*Work to be completed*:
Reproduce each of the following items word for word, with no changes.
:: Record set ::
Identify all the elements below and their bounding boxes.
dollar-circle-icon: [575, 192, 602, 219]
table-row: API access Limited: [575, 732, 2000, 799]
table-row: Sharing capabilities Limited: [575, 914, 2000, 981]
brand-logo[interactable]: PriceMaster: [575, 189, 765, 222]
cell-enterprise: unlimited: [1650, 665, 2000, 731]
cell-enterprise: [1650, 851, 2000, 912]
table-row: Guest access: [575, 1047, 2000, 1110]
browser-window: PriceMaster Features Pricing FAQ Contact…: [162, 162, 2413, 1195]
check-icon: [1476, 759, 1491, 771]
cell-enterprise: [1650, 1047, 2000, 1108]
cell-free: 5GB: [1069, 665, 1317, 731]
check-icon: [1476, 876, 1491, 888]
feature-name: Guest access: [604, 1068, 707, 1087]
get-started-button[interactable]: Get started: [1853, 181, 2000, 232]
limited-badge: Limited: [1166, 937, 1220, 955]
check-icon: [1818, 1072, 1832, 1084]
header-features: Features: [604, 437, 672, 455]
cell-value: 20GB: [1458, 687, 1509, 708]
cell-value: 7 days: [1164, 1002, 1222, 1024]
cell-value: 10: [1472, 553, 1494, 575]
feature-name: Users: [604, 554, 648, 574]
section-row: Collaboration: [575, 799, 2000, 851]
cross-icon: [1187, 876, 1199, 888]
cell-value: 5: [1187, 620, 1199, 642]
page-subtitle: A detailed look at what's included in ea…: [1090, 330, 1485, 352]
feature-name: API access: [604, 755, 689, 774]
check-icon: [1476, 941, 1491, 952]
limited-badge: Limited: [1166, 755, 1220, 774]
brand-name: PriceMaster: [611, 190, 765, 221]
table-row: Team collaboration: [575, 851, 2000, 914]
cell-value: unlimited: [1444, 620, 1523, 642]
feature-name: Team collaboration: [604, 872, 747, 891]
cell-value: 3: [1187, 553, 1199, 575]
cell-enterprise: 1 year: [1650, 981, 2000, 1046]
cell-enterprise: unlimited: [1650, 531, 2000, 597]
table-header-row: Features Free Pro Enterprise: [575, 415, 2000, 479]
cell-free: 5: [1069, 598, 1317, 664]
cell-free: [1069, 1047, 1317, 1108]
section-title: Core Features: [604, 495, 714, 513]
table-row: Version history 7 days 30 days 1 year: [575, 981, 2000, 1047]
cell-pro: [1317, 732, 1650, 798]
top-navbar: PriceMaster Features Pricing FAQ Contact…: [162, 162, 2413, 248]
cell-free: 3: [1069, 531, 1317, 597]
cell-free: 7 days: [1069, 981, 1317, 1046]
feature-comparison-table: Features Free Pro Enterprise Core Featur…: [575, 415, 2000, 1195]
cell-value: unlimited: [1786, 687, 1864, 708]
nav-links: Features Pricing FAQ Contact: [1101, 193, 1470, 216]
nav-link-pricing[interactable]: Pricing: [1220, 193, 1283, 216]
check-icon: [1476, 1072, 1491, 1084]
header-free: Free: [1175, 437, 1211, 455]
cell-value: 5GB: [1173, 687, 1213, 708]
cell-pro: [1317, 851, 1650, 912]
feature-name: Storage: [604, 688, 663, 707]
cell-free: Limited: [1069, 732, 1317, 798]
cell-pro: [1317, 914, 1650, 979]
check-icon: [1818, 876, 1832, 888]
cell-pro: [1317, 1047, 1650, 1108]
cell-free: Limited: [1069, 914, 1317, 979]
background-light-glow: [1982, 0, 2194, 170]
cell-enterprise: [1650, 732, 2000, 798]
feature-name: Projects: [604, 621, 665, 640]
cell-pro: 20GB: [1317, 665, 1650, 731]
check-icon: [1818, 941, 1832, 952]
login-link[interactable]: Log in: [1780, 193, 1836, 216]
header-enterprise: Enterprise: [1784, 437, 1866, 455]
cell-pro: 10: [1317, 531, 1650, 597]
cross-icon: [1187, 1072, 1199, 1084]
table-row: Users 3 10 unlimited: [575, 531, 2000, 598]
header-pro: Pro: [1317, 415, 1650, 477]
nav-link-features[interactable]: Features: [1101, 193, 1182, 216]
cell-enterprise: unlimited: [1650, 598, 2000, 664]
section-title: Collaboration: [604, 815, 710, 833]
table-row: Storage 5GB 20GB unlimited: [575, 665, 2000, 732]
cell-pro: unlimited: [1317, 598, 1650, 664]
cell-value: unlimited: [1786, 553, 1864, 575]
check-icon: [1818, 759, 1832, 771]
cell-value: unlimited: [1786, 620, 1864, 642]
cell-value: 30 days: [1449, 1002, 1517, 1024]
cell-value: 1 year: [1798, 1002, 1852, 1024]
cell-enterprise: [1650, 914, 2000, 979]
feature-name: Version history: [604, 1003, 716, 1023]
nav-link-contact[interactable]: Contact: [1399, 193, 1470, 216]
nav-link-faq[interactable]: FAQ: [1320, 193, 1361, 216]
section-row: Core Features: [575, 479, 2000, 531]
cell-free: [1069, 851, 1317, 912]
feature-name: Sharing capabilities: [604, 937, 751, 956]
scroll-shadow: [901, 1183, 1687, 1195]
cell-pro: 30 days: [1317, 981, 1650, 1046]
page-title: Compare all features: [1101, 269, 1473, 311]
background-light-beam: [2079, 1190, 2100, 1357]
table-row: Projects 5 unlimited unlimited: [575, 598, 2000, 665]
:::
*Solution to the problem*:
Identify all the elements below and their bounding boxes.
dollar-circle-icon: [575, 192, 602, 219]
table-row: API access Limited: [575, 732, 2000, 799]
table-row: Sharing capabilities Limited: [575, 914, 2000, 981]
brand-logo[interactable]: PriceMaster: [575, 189, 765, 222]
cell-enterprise: unlimited: [1650, 665, 2000, 731]
cell-enterprise: [1650, 851, 2000, 912]
table-row: Guest access: [575, 1047, 2000, 1110]
browser-window: PriceMaster Features Pricing FAQ Contact…: [162, 162, 2413, 1195]
check-icon: [1476, 759, 1491, 771]
cell-enterprise: [1650, 1047, 2000, 1108]
cell-free: 5GB: [1069, 665, 1317, 731]
check-icon: [1476, 876, 1491, 888]
feature-name: Guest access: [604, 1068, 707, 1087]
get-started-button[interactable]: Get started: [1853, 181, 2000, 232]
limited-badge: Limited: [1166, 937, 1220, 955]
check-icon: [1818, 1072, 1832, 1084]
header-features: Features: [604, 437, 672, 455]
cell-value: 20GB: [1458, 687, 1509, 708]
cell-value: 7 days: [1164, 1002, 1222, 1024]
cell-value: 10: [1472, 553, 1494, 575]
feature-name: Users: [604, 554, 648, 574]
section-row: Collaboration: [575, 799, 2000, 851]
cross-icon: [1187, 876, 1199, 888]
cell-value: 5: [1187, 620, 1199, 642]
page-subtitle: A detailed look at what's included in ea…: [1090, 330, 1485, 352]
feature-name: API access: [604, 755, 689, 774]
check-icon: [1476, 941, 1491, 952]
limited-badge: Limited: [1166, 755, 1220, 774]
brand-name: PriceMaster: [611, 190, 765, 221]
table-row: Team collaboration: [575, 851, 2000, 914]
cell-value: unlimited: [1444, 620, 1523, 642]
feature-name: Team collaboration: [604, 872, 747, 891]
cell-value: 3: [1187, 553, 1199, 575]
cell-enterprise: 1 year: [1650, 981, 2000, 1046]
cell-enterprise: unlimited: [1650, 531, 2000, 597]
table-header-row: Features Free Pro Enterprise: [575, 415, 2000, 479]
cell-free: 5: [1069, 598, 1317, 664]
cell-free: [1069, 1047, 1317, 1108]
section-title: Core Features: [604, 495, 714, 513]
table-row: Version history 7 days 30 days 1 year: [575, 981, 2000, 1047]
cell-pro: [1317, 732, 1650, 798]
top-navbar: PriceMaster Features Pricing FAQ Contact…: [162, 162, 2413, 248]
cell-free: 3: [1069, 531, 1317, 597]
cell-free: 7 days: [1069, 981, 1317, 1046]
feature-comparison-table: Features Free Pro Enterprise Core Featur…: [575, 415, 2000, 1195]
cell-value: unlimited: [1786, 687, 1864, 708]
nav-links: Features Pricing FAQ Contact: [1101, 193, 1470, 216]
nav-link-pricing[interactable]: Pricing: [1220, 193, 1283, 216]
check-icon: [1476, 1072, 1491, 1084]
header-free: Free: [1175, 437, 1211, 455]
cell-value: 5GB: [1173, 687, 1213, 708]
cell-pro: [1317, 851, 1650, 912]
feature-name: Storage: [604, 688, 663, 707]
cell-free: Limited: [1069, 732, 1317, 798]
cell-pro: [1317, 914, 1650, 979]
check-icon: [1818, 876, 1832, 888]
cell-pro: [1317, 1047, 1650, 1108]
cell-free: Limited: [1069, 914, 1317, 979]
background-light-glow: [1982, 0, 2194, 170]
cell-enterprise: [1650, 732, 2000, 798]
feature-name: Projects: [604, 621, 665, 640]
cell-pro: 20GB: [1317, 665, 1650, 731]
check-icon: [1818, 941, 1832, 952]
login-link[interactable]: Log in: [1780, 193, 1836, 216]
header-enterprise: Enterprise: [1784, 437, 1866, 455]
cell-pro: 10: [1317, 531, 1650, 597]
cross-icon: [1187, 1072, 1199, 1084]
table-row: Users 3 10 unlimited: [575, 531, 2000, 598]
header-pro: Pro: [1317, 415, 1650, 477]
nav-link-features[interactable]: Features: [1101, 193, 1182, 216]
cell-enterprise: unlimited: [1650, 598, 2000, 664]
section-title: Collaboration: [604, 815, 710, 833]
table-row: Storage 5GB 20GB unlimited: [575, 665, 2000, 732]
cell-pro: unlimited: [1317, 598, 1650, 664]
cell-value: unlimited: [1786, 553, 1864, 575]
check-icon: [1818, 759, 1832, 771]
cell-value: unlimited: [1786, 620, 1864, 642]
cell-value: 30 days: [1449, 1002, 1517, 1024]
cell-value: 1 year: [1798, 1002, 1852, 1024]
cell-enterprise: [1650, 914, 2000, 979]
feature-name: Version history: [604, 1003, 716, 1023]
nav-link-contact[interactable]: Contact: [1399, 193, 1470, 216]
nav-link-faq[interactable]: FAQ: [1320, 193, 1361, 216]
section-row: Core Features: [575, 479, 2000, 531]
cell-free: [1069, 851, 1317, 912]
feature-name: Sharing capabilities: [604, 937, 751, 956]
scroll-shadow: [901, 1183, 1687, 1195]
cell-pro: 30 days: [1317, 981, 1650, 1046]
page-title: Compare all features: [1101, 269, 1473, 311]
background-light-beam: [2079, 1190, 2100, 1357]
table-row: Projects 5 unlimited unlimited: [575, 598, 2000, 665]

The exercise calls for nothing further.